▶ Data lines
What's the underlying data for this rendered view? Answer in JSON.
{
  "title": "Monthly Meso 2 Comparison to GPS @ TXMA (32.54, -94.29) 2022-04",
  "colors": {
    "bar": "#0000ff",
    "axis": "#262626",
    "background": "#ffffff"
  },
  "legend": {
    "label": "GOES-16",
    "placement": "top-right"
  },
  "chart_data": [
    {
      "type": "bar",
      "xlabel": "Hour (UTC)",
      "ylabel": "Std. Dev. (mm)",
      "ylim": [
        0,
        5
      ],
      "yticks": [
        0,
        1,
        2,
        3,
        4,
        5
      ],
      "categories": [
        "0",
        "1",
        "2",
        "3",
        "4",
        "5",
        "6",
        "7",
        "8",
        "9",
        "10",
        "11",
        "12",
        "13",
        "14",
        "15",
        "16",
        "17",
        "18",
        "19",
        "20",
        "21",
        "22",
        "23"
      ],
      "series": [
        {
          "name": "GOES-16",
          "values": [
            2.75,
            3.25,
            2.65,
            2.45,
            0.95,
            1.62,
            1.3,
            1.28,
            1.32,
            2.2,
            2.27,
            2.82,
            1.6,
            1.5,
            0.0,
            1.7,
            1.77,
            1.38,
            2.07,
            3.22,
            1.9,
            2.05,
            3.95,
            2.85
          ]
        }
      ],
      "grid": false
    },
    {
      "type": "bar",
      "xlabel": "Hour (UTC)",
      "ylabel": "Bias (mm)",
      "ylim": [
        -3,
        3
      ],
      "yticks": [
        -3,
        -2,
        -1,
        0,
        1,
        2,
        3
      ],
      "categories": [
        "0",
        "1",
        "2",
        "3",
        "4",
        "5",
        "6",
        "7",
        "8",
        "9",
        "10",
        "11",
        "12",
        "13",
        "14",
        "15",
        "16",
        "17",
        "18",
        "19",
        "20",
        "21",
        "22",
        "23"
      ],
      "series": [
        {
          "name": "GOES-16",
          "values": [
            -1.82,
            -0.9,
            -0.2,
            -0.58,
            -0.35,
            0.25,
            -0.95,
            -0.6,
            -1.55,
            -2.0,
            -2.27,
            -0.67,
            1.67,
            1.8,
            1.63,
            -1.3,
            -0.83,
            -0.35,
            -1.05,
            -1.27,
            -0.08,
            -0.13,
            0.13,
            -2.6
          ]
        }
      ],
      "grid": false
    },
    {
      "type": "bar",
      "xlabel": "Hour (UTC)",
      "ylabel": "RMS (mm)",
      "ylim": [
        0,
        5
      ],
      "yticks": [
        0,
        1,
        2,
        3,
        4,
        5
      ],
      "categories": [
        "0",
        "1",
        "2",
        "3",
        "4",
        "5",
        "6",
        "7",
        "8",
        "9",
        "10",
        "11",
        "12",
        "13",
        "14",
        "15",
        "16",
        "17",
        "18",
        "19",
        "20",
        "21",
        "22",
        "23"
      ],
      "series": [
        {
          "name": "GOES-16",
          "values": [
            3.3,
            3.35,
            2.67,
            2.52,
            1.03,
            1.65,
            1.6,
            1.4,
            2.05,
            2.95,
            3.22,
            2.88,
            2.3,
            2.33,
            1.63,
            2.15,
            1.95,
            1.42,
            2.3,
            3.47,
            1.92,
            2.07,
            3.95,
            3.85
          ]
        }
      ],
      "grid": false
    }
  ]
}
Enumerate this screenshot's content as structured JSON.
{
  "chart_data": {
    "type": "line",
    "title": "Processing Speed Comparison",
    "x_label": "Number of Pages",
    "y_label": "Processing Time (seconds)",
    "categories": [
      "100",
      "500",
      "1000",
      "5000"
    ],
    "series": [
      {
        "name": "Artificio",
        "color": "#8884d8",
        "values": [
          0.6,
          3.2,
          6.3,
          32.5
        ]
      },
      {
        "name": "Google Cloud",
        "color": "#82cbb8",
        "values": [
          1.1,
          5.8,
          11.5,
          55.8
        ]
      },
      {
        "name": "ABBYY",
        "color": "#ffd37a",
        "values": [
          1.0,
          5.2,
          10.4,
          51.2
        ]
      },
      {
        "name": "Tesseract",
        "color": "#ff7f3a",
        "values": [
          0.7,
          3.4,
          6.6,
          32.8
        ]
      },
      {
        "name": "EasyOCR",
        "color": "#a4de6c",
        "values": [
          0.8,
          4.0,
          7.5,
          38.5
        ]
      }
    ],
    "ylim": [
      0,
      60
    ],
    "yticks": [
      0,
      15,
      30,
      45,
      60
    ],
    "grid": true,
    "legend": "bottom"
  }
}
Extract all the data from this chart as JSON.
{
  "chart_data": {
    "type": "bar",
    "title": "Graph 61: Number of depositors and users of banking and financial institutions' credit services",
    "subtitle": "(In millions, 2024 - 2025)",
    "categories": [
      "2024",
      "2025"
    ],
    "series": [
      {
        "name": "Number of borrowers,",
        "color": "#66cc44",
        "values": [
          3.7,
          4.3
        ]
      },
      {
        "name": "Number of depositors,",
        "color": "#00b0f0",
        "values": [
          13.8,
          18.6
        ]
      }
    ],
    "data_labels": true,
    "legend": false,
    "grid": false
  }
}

▶ Goal of the exercise
Copy out the whole listing exactly as written.

▶ Expected output
What's the underlying data for this rendered view? Answer in JSON.
{
  "title": "Monthly Meso 2 Comparison to GPS @ TXMA (32.54, -94.29) 2022-04",
  "colors": {
    "bar": "#0000ff",
    "axis": "#262626",
    "background": "#ffffff"
  },
  "legend": {
    "label": "GOES-16",
    "placement": "top-right"
  },
  "chart_data": [
    {
      "type": "bar",
      "xlabel": "Hour (UTC)",
      "ylabel": "Std. Dev. (mm)",
      "ylim": [
        0,
        5
      ],
      "yticks": [
        0,
        1,
        2,
        3,
        4,
        5
      ],
      "categories": [
        "0",
        "1",
        "2",
        "3",
        "4",
        "5",
        "6",
        "7",
        "8",
        "9",
        "10",
        "11",
        "12",
        "13",
        "14",
        "15",
        "16",
        "17",
        "18",
        "19",
        "20",
        "21",
        "22",
        "23"
      ],
      "series": [
        {
          "name": "GOES-16",
          "values": [
            2.75,
            3.25,
            2.65,
            2.45,
            0.95,
            1.62,
            1.3,
            1.28,
            1.32,
            2.2,
            2.27,
            2.82,
            1.6,
            1.5,
            0.0,
            1.7,
            1.77,
            1.38,
            2.07,
            3.22,
            1.9,
            2.05,
            3.95,
            2.85
          ]
        }
      ],
      "grid": false
    },
    {
      "type": "bar",
      "xlabel": "Hour (UTC)",
      "ylabel": "Bias (mm)",
      "ylim": [
        -3,
        3
      ],
      "yticks": [
        -3,
        -2,
        -1,
        0,
        1,
        2,
        3
      ],
      "categories": [
        "0",
        "1",
        "2",
        "3",
        "4",
        "5",
        "6",
        "7",
        "8",
        "9",
        "10",
        "11",
        "12",
        "13",
        "14",
        "15",
        "16",
        "17",
        "18",
        "19",
        "20",
        "21",
        "22",
        "23"
      ],
      "series": [
        {
          "name": "GOES-16",
          "values": [
            -1.82,
            -0.9,
            -0.2,
            -0.58,
            -0.35,
            0.25,
            -0.95,
            -0.6,
            -1.55,
            -2.0,
            -2.27,
            -0.67,
            1.67,
            1.8,
            1.63,
            -1.3,
            -0.83,
            -0.35,
            -1.05,
            -1.27,
            -0.08,
            -0.13,
            0.13,
            -2.6
          ]
        }
      ],
      "grid": false
    },
    {
      "type": "bar",
      "xlabel": "Hour (UTC)",
      "ylabel": "RMS (mm)",
      "ylim": [
        0,
        5
      ],
      "yticks": [
        0,
        1,
        2,
        3,
        4,
        5
      ],
      "categories": [
        "0",
        "1",
        "2",
        "3",
        "4",
        "5",
        "6",
        "7",
        "8",
        "9",
        "10",
        "11",
        "12",
        "13",
        "14",
        "15",
        "16",
        "17",
        "18",
        "19",
        "20",
        "21",
        "22",
        "23"
      ],
      "series": [
        {
          "name": "GOES-16",
          "values": [
            3.3,
            3.35,
            2.67,
            2.52,
            1.03,
            1.65,
            1.6,
            1.4,
            2.05,
            2.95,
            3.22,
            2.88,
            2.3,
            2.33,
            1.63,
            2.15,
            1.95,
            1.42,
            2.3,
            3.47,
            1.92,
            2.07,
            3.95,
            3.85
          ]
        }
      ],
      "grid": false
    }
  ]
}
Enumerate this screenshot's content as structured JSON.
{
  "chart_data": {
    "type": "line",
    "title": "Processing Speed Comparison",
    "x_label": "Number of Pages",
    "y_label": "Processing Time (seconds)",
    "categories": [
      "100",
      "500",
      "1000",
      "5000"
    ],
    "series": [
      {
        "name": "Artificio",
        "color": "#8884d8",
        "values": [
          0.6,
          3.2,
          6.3,
          32.5
        ]
      },
      {
        "name": "Google Cloud",
        "color": "#82cbb8",
        "values": [
          1.1,
          5.8,
          11.5,
          55.8
        ]
      },
      {
        "name": "ABBYY",
        "color": "#ffd37a",
        "values": [
          1.0,
          5.2,
          10.4,
          51.2
        ]
      },
      {
        "name": "Tesseract",
        "color": "#ff7f3a",
        "values": [
          0.7,
          3.4,
          6.6,
          32.8
        ]
      },
      {
        "name": "EasyOCR",
        "color": "#a4de6c",
        "values": [
          0.8,
          4.0,
          7.5,
          38.5
        ]
      }
    ],
    "ylim": [
      0,
      60
    ],
    "yticks": [
      0,
      15,
      30,
      45,
      60
    ],
    "grid": true,
    "legend": "bottom"
  }
}
Extract all the data from this chart as JSON.
{
  "chart_data": {
    "type": "bar",
    "title": "Graph 61: Number of depositors and users of banking and financial institutions' credit services",
    "subtitle": "(In millions, 2024 - 2025)",
    "categories": [
      "2024",
      "2025"
    ],
    "series": [
      {
        "name": "Number of borrowers,",
        "color": "#66cc44",
        "values": [
          3.7,
          4.3
        ]
      },
      {
        "name": "Number of depositors,",
        "color": "#00b0f0",
        "values": [
          13.8,
          18.6
        ]
      }
    ],
    "data_labels": true,
    "legend": false,
    "grid": false
  }
}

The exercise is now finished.